§ The request: Copy out word for word the lines of the listing that start with the line containing "List all visible" and run through the line containing "150, 49, 166]", including both of those lines. Leave the picture out of your answer.

§ Material for this exercise:
====
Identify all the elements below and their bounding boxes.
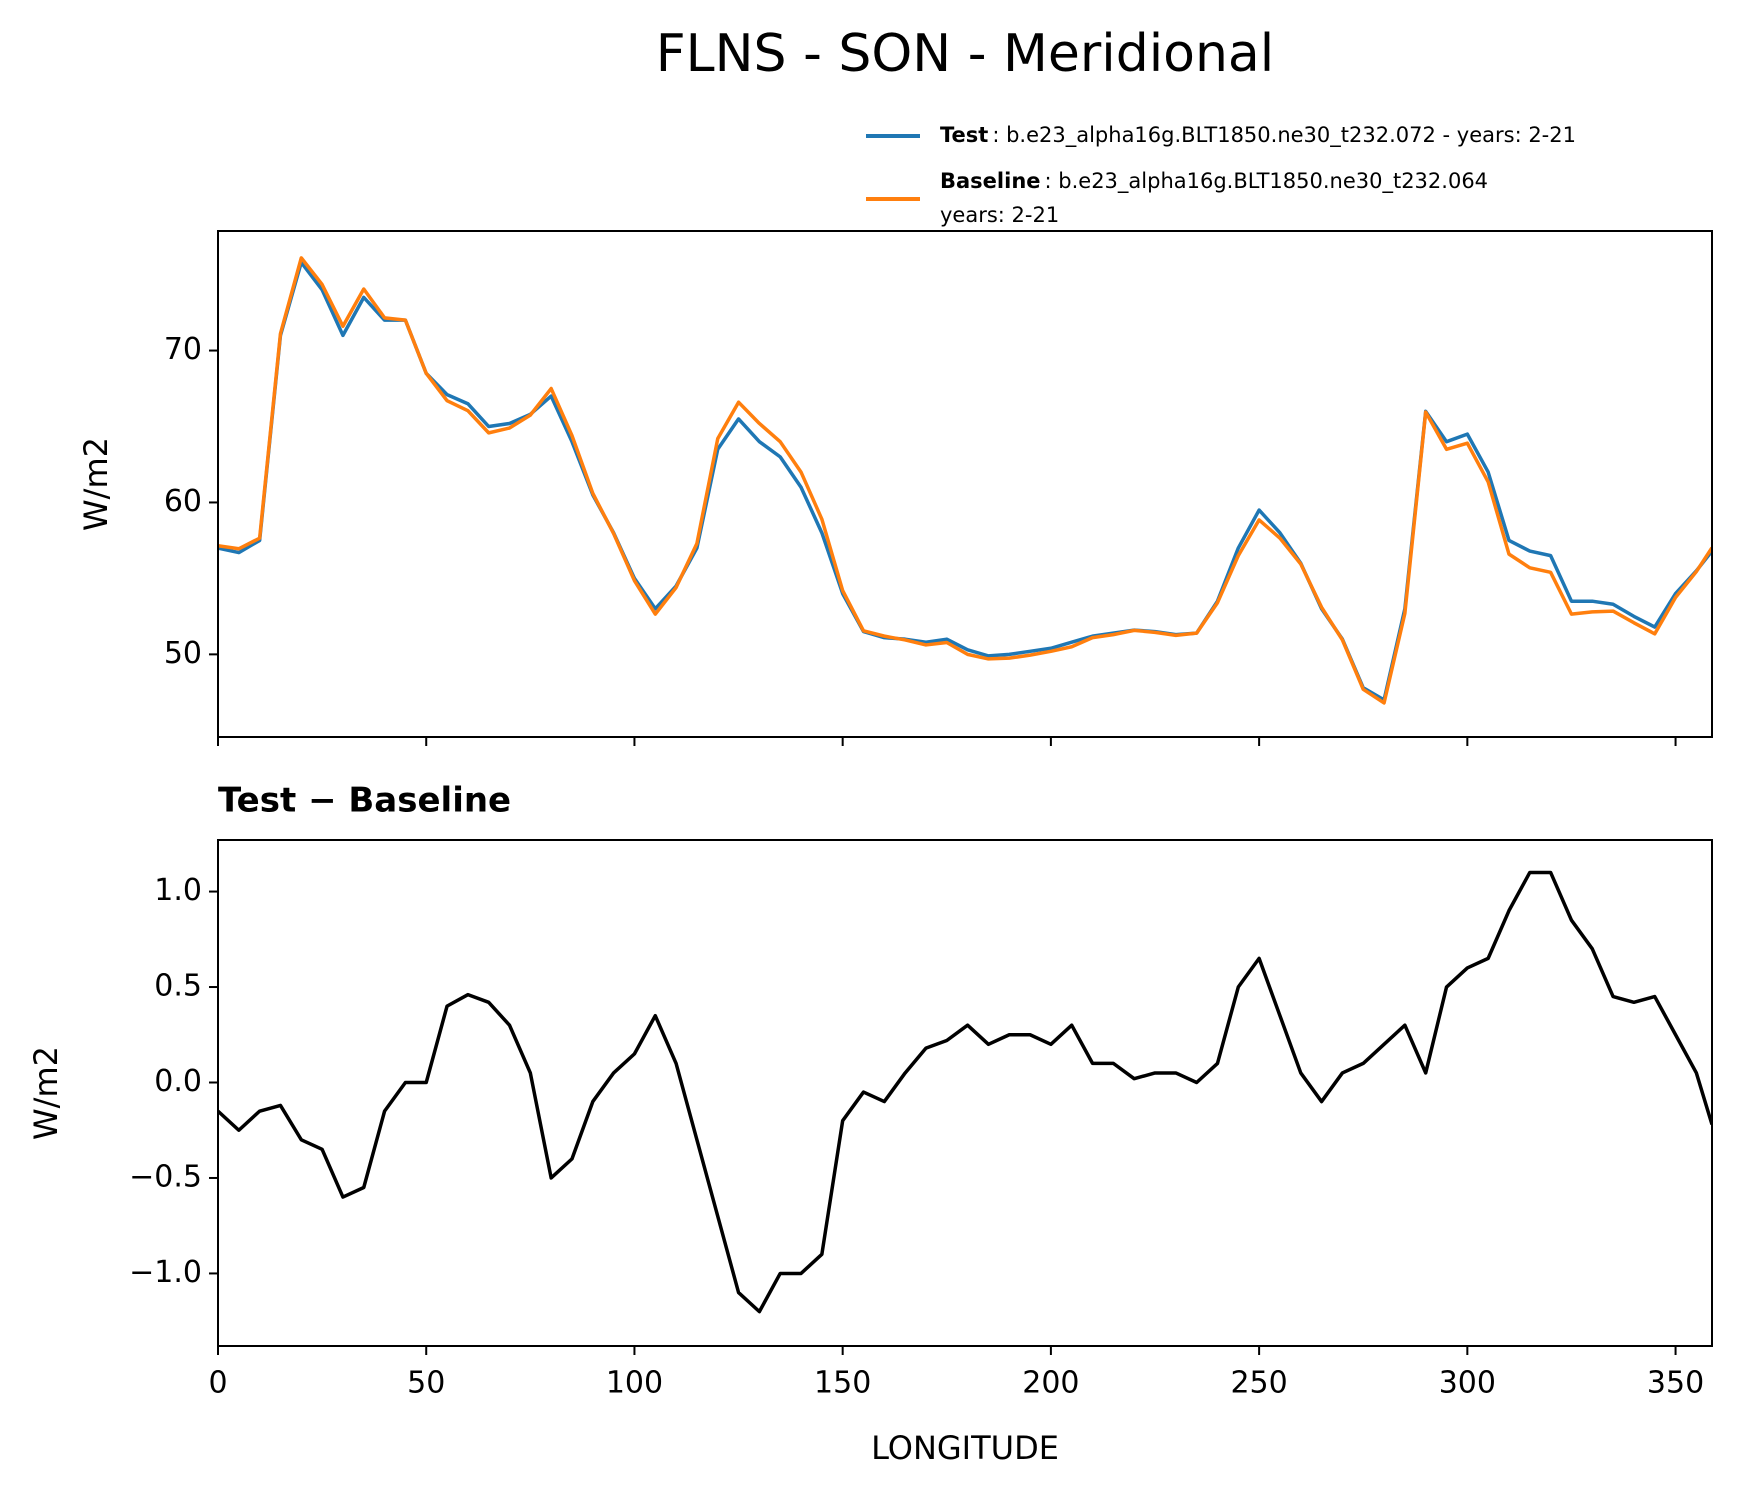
====
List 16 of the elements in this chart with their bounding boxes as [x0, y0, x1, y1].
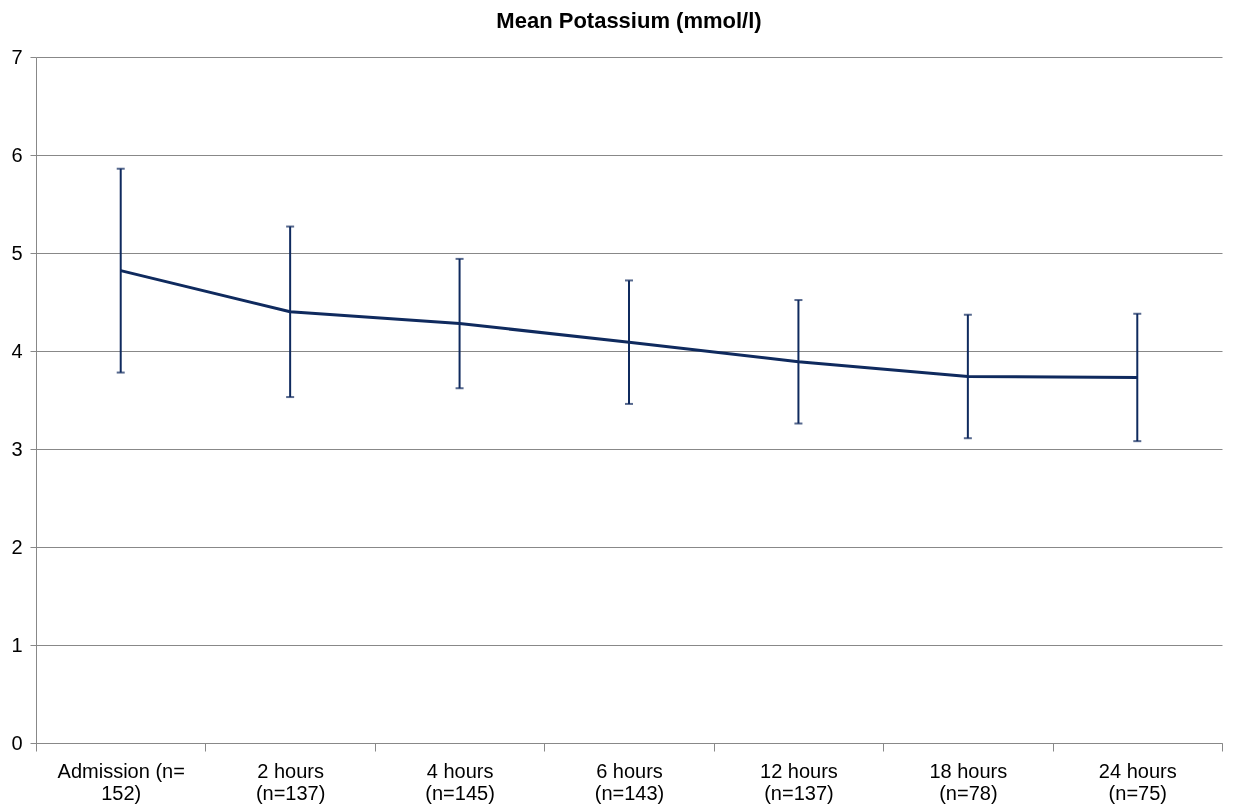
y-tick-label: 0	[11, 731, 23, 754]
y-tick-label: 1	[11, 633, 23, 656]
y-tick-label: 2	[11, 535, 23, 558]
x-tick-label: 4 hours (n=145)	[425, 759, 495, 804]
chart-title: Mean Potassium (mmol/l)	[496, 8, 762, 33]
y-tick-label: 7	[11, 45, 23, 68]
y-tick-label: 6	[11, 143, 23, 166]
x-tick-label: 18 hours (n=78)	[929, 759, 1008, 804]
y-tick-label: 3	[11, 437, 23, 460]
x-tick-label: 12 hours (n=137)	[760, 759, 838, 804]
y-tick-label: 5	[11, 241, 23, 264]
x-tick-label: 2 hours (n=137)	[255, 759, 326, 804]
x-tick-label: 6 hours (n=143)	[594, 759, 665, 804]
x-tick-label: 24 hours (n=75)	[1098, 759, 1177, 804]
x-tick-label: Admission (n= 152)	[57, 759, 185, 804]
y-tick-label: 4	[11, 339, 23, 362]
====
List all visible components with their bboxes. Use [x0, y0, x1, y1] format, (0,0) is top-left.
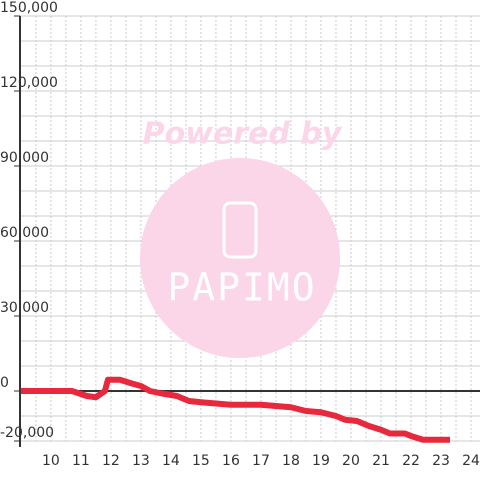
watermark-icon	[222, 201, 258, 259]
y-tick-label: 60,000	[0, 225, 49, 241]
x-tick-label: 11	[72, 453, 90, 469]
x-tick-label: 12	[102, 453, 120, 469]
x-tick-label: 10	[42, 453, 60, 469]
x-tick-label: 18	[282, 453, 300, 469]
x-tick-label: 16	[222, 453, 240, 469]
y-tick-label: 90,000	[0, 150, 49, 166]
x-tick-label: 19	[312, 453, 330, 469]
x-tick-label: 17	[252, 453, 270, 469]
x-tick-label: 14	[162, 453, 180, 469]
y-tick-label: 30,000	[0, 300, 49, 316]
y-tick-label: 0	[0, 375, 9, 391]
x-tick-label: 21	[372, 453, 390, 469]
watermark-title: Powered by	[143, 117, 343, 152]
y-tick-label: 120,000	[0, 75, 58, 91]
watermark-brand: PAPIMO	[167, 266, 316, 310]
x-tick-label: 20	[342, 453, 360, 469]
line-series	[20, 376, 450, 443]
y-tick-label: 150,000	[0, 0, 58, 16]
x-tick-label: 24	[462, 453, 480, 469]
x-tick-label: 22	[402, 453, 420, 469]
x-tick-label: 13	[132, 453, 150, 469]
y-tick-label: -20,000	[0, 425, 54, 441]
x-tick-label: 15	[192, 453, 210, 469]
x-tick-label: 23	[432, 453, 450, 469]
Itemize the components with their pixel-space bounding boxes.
====
§ Solved exercise:
List all visible components with their bboxes. Use [x0, y0, x1, y1] format, (0,0) is top-left.
watermark-icon	[222, 201, 258, 259]
y-tick-label: 60,000	[0, 225, 49, 241]
x-tick-label: 11	[72, 453, 90, 469]
x-tick-label: 12	[102, 453, 120, 469]
x-tick-label: 10	[42, 453, 60, 469]
x-tick-label: 18	[282, 453, 300, 469]
x-tick-label: 16	[222, 453, 240, 469]
y-tick-label: 90,000	[0, 150, 49, 166]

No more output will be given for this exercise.